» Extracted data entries
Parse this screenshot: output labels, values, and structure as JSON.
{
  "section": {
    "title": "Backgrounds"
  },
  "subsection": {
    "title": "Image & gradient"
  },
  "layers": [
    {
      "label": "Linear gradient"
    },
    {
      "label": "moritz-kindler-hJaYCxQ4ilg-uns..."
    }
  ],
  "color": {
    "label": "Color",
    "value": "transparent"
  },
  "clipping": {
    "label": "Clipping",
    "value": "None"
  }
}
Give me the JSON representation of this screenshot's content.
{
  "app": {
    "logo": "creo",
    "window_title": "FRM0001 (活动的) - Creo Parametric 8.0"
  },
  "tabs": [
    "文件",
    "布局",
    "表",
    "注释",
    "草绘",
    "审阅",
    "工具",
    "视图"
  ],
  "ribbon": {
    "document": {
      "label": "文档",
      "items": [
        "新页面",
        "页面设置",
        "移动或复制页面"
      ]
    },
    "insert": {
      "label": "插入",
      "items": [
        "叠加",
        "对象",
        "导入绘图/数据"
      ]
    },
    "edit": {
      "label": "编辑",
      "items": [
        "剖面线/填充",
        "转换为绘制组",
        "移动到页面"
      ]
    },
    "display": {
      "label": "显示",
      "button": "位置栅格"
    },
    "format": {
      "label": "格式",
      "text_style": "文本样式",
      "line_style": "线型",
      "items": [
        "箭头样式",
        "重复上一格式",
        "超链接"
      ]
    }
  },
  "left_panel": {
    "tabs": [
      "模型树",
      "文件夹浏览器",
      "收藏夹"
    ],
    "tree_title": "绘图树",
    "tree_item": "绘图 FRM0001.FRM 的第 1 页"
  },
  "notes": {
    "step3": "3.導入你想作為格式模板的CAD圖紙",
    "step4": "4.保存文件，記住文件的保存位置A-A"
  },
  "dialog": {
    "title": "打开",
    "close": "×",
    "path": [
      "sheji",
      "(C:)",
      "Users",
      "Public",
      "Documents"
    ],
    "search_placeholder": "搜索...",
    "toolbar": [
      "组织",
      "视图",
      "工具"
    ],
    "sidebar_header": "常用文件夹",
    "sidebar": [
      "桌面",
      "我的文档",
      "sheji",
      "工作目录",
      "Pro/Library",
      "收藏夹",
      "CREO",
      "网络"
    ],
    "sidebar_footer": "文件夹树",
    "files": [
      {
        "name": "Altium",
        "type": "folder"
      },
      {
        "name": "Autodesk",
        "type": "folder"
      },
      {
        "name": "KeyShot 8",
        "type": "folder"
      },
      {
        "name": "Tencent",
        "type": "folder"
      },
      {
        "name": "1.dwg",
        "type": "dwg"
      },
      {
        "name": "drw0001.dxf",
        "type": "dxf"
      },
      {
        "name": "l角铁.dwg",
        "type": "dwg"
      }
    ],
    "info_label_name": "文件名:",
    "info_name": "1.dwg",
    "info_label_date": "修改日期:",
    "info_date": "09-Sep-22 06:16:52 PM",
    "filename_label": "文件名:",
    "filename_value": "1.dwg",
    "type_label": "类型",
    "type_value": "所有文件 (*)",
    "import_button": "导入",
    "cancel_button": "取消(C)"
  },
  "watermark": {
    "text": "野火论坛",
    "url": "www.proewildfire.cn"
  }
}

» Exercise task
Above are the records; copy all of them exactly.

» The output
Parse this screenshot: output labels, values, and structure as JSON.
{
  "section": {
    "title": "Backgrounds"
  },
  "subsection": {
    "title": "Image & gradient"
  },
  "layers": [
    {
      "label": "Linear gradient"
    },
    {
      "label": "moritz-kindler-hJaYCxQ4ilg-uns..."
    }
  ],
  "color": {
    "label": "Color",
    "value": "transparent"
  },
  "clipping": {
    "label": "Clipping",
    "value": "None"
  }
}
Give me the JSON representation of this screenshot's content.
{
  "app": {
    "logo": "creo",
    "window_title": "FRM0001 (活动的) - Creo Parametric 8.0"
  },
  "tabs": [
    "文件",
    "布局",
    "表",
    "注释",
    "草绘",
    "审阅",
    "工具",
    "视图"
  ],
  "ribbon": {
    "document": {
      "label": "文档",
      "items": [
        "新页面",
        "页面设置",
        "移动或复制页面"
      ]
    },
    "insert": {
      "label": "插入",
      "items": [
        "叠加",
        "对象",
        "导入绘图/数据"
      ]
    },
    "edit": {
      "label": "编辑",
      "items": [
        "剖面线/填充",
        "转换为绘制组",
        "移动到页面"
      ]
    },
    "display": {
      "label": "显示",
      "button": "位置栅格"
    },
    "format": {
      "label": "格式",
      "text_style": "文本样式",
      "line_style": "线型",
      "items": [
        "箭头样式",
        "重复上一格式",
        "超链接"
      ]
    }
  },
  "left_panel": {
    "tabs": [
      "模型树",
      "文件夹浏览器",
      "收藏夹"
    ],
    "tree_title": "绘图树",
    "tree_item": "绘图 FRM0001.FRM 的第 1 页"
  },
  "notes": {
    "step3": "3.導入你想作為格式模板的CAD圖紙",
    "step4": "4.保存文件，記住文件的保存位置A-A"
  },
  "dialog": {
    "title": "打开",
    "close": "×",
    "path": [
      "sheji",
      "(C:)",
      "Users",
      "Public",
      "Documents"
    ],
    "search_placeholder": "搜索...",
    "toolbar": [
      "组织",
      "视图",
      "工具"
    ],
    "sidebar_header": "常用文件夹",
    "sidebar": [
      "桌面",
      "我的文档",
      "sheji",
      "工作目录",
      "Pro/Library",
      "收藏夹",
      "CREO",
      "网络"
    ],
    "sidebar_footer": "文件夹树",
    "files": [
      {
        "name": "Altium",
        "type": "folder"
      },
      {
        "name": "Autodesk",
        "type": "folder"
      },
      {
        "name": "KeyShot 8",
        "type": "folder"
      },
      {
        "name": "Tencent",
        "type": "folder"
      },
      {
        "name": "1.dwg",
        "type": "dwg"
      },
      {
        "name": "drw0001.dxf",
        "type": "dxf"
      },
      {
        "name": "l角铁.dwg",
        "type": "dwg"
      }
    ],
    "info_label_name": "文件名:",
    "info_name": "1.dwg",
    "info_label_date": "修改日期:",
    "info_date": "09-Sep-22 06:16:52 PM",
    "filename_label": "文件名:",
    "filename_value": "1.dwg",
    "type_label": "类型",
    "type_value": "所有文件 (*)",
    "import_button": "导入",
    "cancel_button": "取消(C)"
  },
  "watermark": {
    "text": "野火论坛",
    "url": "www.proewildfire.cn"
  }
}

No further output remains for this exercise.